:: Supplied records ::

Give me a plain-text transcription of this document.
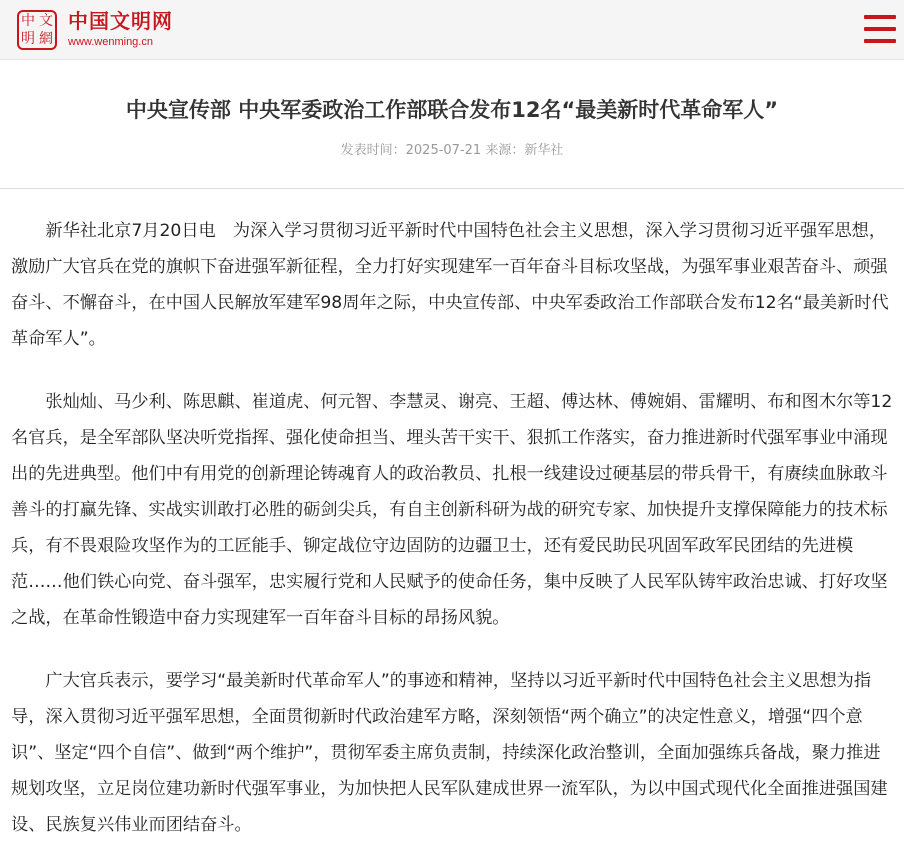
中 文
明 網
中国文明网
www.wenming.cn
中央宣传部 中央军委政治工作部联合发布12名“最美新时代革命军人”
发表时间：2025-07-21 来源：新华社

新华社北京7月20日电　为深入学习贯彻习近平新时代中国特色社会主义思想，深入学习贯彻习近平强军思想，激励广大官兵在党的旗帜下奋进强军新征程，全力打好实现建军一百年奋斗目标攻坚战，为强军事业艰苦奋斗、顽强奋斗、不懈奋斗，在中国人民解放军建军98周年之际，中央宣传部、中央军委政治工作部联合发布12名“最美新时代革命军人”。

张灿灿、马少利、陈思麒、崔道虎、何元智、李慧灵、谢亮、王超、傅达林、傅婉娟、雷耀明、布和图木尔等12名官兵，是全军部队坚决听党指挥、强化使命担当、埋头苦干实干、狠抓工作落实，奋力推进新时代强军事业中涌现出的先进典型。他们中有用党的创新理论铸魂育人的政治教员、扎根一线建设过硬基层的带兵骨干，有赓续血脉敢斗善斗的打赢先锋、实战实训敢打必胜的砺剑尖兵，有自主创新科研为战的研究专家、加快提升支撑保障能力的技术标兵，有不畏艰险攻坚作为的工匠能手、铆定战位守边固防的边疆卫士，还有爱民助民巩固军政军民团结的先进模范……他们铁心向党、奋斗强军，忠实履行党和人民赋予的使命任务，集中反映了人民军队铸牢政治忠诚、打好攻坚之战，在革命性锻造中奋力实现建军一百年奋斗目标的昂扬风貌。

广大官兵表示，要学习“最美新时代革命军人”的事迹和精神，坚持以习近平新时代中国特色社会主义思想为指导，深入贯彻习近平强军思想，全面贯彻新时代政治建军方略，深刻领悟“两个确立”的决定性意义，增强“四个意识”、坚定“四个自信”、做到“两个维护”，贯彻军委主席负责制，持续深化政治整训，全面加强练兵备战，聚力推进规划攻坚，立足岗位建功新时代强军事业，为加快把人民军队建成世界一流军队，为以中国式现代化全面推进强国建设、民族复兴伟业而团结奋斗。
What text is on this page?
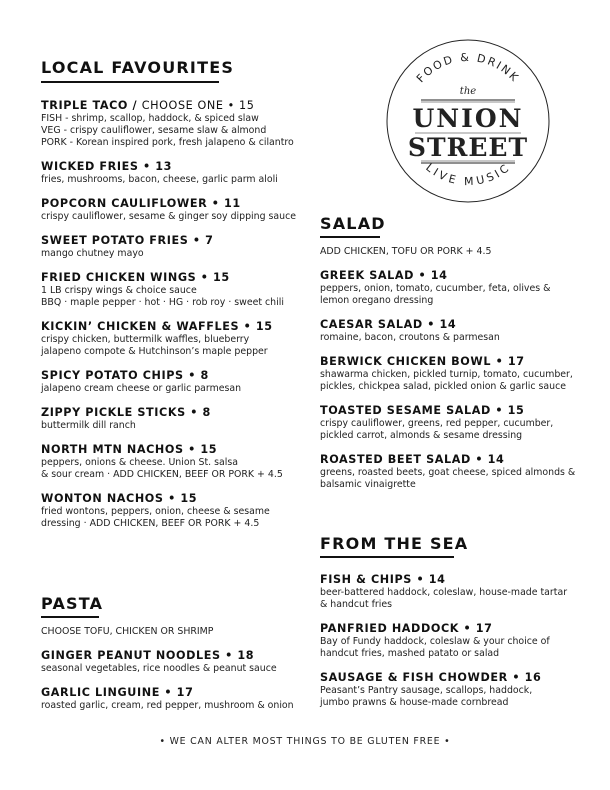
FOOD & DRINK
the
UNION
STREET
LIVE MUSIC
LOCAL FAVOURITES
TRIPLE TACO / CHOOSE ONE • 15
FISH - shrimp, scallop, haddock, & spiced slaw
VEG - crispy cauliflower, sesame slaw & almond
PORK - Korean inspired pork, fresh jalapeno & cilantro
WICKED FRIES • 13
fries, mushrooms, bacon, cheese, garlic parm aloli
POPCORN CAULIFLOWER • 11
crispy cauliflower, sesame & ginger soy dipping sauce
SWEET POTATO FRIES • 7
mango chutney mayo
FRIED CHICKEN WINGS • 15
1 LB crispy wings & choice sauce
BBQ · maple pepper · hot · HG · rob roy · sweet chili
KICKIN’ CHICKEN & WAFFLES • 15
crispy chicken, buttermilk waffles, blueberry
jalapeno compote & Hutchinson’s maple pepper
SPICY POTATO CHIPS • 8
jalapeno cream cheese or garlic parmesan
ZIPPY PICKLE STICKS • 8
buttermilk dill ranch
NORTH MTN NACHOS • 15
peppers, onions & cheese. Union St. salsa
& sour cream · ADD CHICKEN, BEEF OR PORK + 4.5
WONTON NACHOS • 15
fried wontons, peppers, onion, cheese & sesame
dressing · ADD CHICKEN, BEEF OR PORK + 4.5
PASTA
CHOOSE TOFU, CHICKEN OR SHRIMP
GINGER PEANUT NOODLES • 18
seasonal vegetables, rice noodles & peanut sauce
GARLIC LINGUINE • 17
roasted garlic, cream, red pepper, mushroom & onion
SALAD
ADD CHICKEN, TOFU OR PORK + 4.5
GREEK SALAD • 14
peppers, onion, tomato, cucumber, feta, olives &
lemon oregano dressing
CAESAR SALAD • 14
romaine, bacon, croutons & parmesan
BERWICK CHICKEN BOWL • 17
shawarma chicken, pickled turnip, tomato, cucumber,
pickles, chickpea salad, pickled onion & garlic sauce
TOASTED SESAME SALAD • 15
crispy cauliflower, greens, red pepper, cucumber,
pickled carrot, almonds & sesame dressing
ROASTED BEET SALAD • 14
greens, roasted beets, goat cheese, spiced almonds &
balsamic vinaigrette
FROM THE SEA
FISH & CHIPS • 14
beer-battered haddock, coleslaw, house-made tartar
& handcut fries
PANFRIED HADDOCK • 17
Bay of Fundy haddock, coleslaw & your choice of
handcut fries, mashed patato or salad
SAUSAGE & FISH CHOWDER • 16
Peasant’s Pantry sausage, scallops, haddock,
jumbo prawns & house-made cornbread
• WE CAN ALTER MOST THINGS TO BE GLUTEN FREE •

:::

What the task asks ▸ Leaving aside the images, write out the entries above word for word.

Completed task ▸
Give me a plain-text transcription of this document.
中 文
明 網
中国文明网
www.wenming.cn
中央宣传部 中央军委政治工作部联合发布12名“最美新时代革命军人”
发表时间：2025-07-21 来源：新华社

新华社北京7月20日电　为深入学习贯彻习近平新时代中国特色社会主义思想，深入学习贯彻习近平强军思想，激励广大官兵在党的旗帜下奋进强军新征程，全力打好实现建军一百年奋斗目标攻坚战，为强军事业艰苦奋斗、顽强奋斗、不懈奋斗，在中国人民解放军建军98周年之际，中央宣传部、中央军委政治工作部联合发布12名“最美新时代革命军人”。

张灿灿、马少利、陈思麒、崔道虎、何元智、李慧灵、谢亮、王超、傅达林、傅婉娟、雷耀明、布和图木尔等12名官兵，是全军部队坚决听党指挥、强化使命担当、埋头苦干实干、狠抓工作落实，奋力推进新时代强军事业中涌现出的先进典型。他们中有用党的创新理论铸魂育人的政治教员、扎根一线建设过硬基层的带兵骨干，有赓续血脉敢斗善斗的打赢先锋、实战实训敢打必胜的砺剑尖兵，有自主创新科研为战的研究专家、加快提升支撑保障能力的技术标兵，有不畏艰险攻坚作为的工匠能手、铆定战位守边固防的边疆卫士，还有爱民助民巩固军政军民团结的先进模范……他们铁心向党、奋斗强军，忠实履行党和人民赋予的使命任务，集中反映了人民军队铸牢政治忠诚、打好攻坚之战，在革命性锻造中奋力实现建军一百年奋斗目标的昂扬风貌。

广大官兵表示，要学习“最美新时代革命军人”的事迹和精神，坚持以习近平新时代中国特色社会主义思想为指导，深入贯彻习近平强军思想，全面贯彻新时代政治建军方略，深刻领悟“两个确立”的决定性意义，增强“四个意识”、坚定“四个自信”、做到“两个维护”，贯彻军委主席负责制，持续深化政治整训，全面加强练兵备战，聚力推进规划攻坚，立足岗位建功新时代强军事业，为加快把人民军队建成世界一流军队，为以中国式现代化全面推进强国建设、民族复兴伟业而团结奋斗。
What text is on this page?
FOOD & DRINK
the
UNION
STREET
LIVE MUSIC
LOCAL FAVOURITES
TRIPLE TACO / CHOOSE ONE • 15
FISH - shrimp, scallop, haddock, & spiced slaw
VEG - crispy cauliflower, sesame slaw & almond
PORK - Korean inspired pork, fresh jalapeno & cilantro
WICKED FRIES • 13
fries, mushrooms, bacon, cheese, garlic parm aloli
POPCORN CAULIFLOWER • 11
crispy cauliflower, sesame & ginger soy dipping sauce
SWEET POTATO FRIES • 7
mango chutney mayo
FRIED CHICKEN WINGS • 15
1 LB crispy wings & choice sauce
BBQ · maple pepper · hot · HG · rob roy · sweet chili
KICKIN’ CHICKEN & WAFFLES • 15
crispy chicken, buttermilk waffles, blueberry
jalapeno compote & Hutchinson’s maple pepper
SPICY POTATO CHIPS • 8
jalapeno cream cheese or garlic parmesan
ZIPPY PICKLE STICKS • 8
buttermilk dill ranch
NORTH MTN NACHOS • 15
peppers, onions & cheese. Union St. salsa
& sour cream · ADD CHICKEN, BEEF OR PORK + 4.5
WONTON NACHOS • 15
fried wontons, peppers, onion, cheese & sesame
dressing · ADD CHICKEN, BEEF OR PORK + 4.5
PASTA
CHOOSE TOFU, CHICKEN OR SHRIMP
GINGER PEANUT NOODLES • 18
seasonal vegetables, rice noodles & peanut sauce
GARLIC LINGUINE • 17
roasted garlic, cream, red pepper, mushroom & onion
SALAD
ADD CHICKEN, TOFU OR PORK + 4.5
GREEK SALAD • 14
peppers, onion, tomato, cucumber, feta, olives &
lemon oregano dressing
CAESAR SALAD • 14
romaine, bacon, croutons & parmesan
BERWICK CHICKEN BOWL • 17
shawarma chicken, pickled turnip, tomato, cucumber,
pickles, chickpea salad, pickled onion & garlic sauce
TOASTED SESAME SALAD • 15
crispy cauliflower, greens, red pepper, cucumber,
pickled carrot, almonds & sesame dressing
ROASTED BEET SALAD • 14
greens, roasted beets, goat cheese, spiced almonds &
balsamic vinaigrette
FROM THE SEA
FISH & CHIPS • 14
beer-battered haddock, coleslaw, house-made tartar
& handcut fries
PANFRIED HADDOCK • 17
Bay of Fundy haddock, coleslaw & your choice of
handcut fries, mashed patato or salad
SAUSAGE & FISH CHOWDER • 16
Peasant’s Pantry sausage, scallops, haddock,
jumbo prawns & house-made cornbread
• WE CAN ALTER MOST THINGS TO BE GLUTEN FREE •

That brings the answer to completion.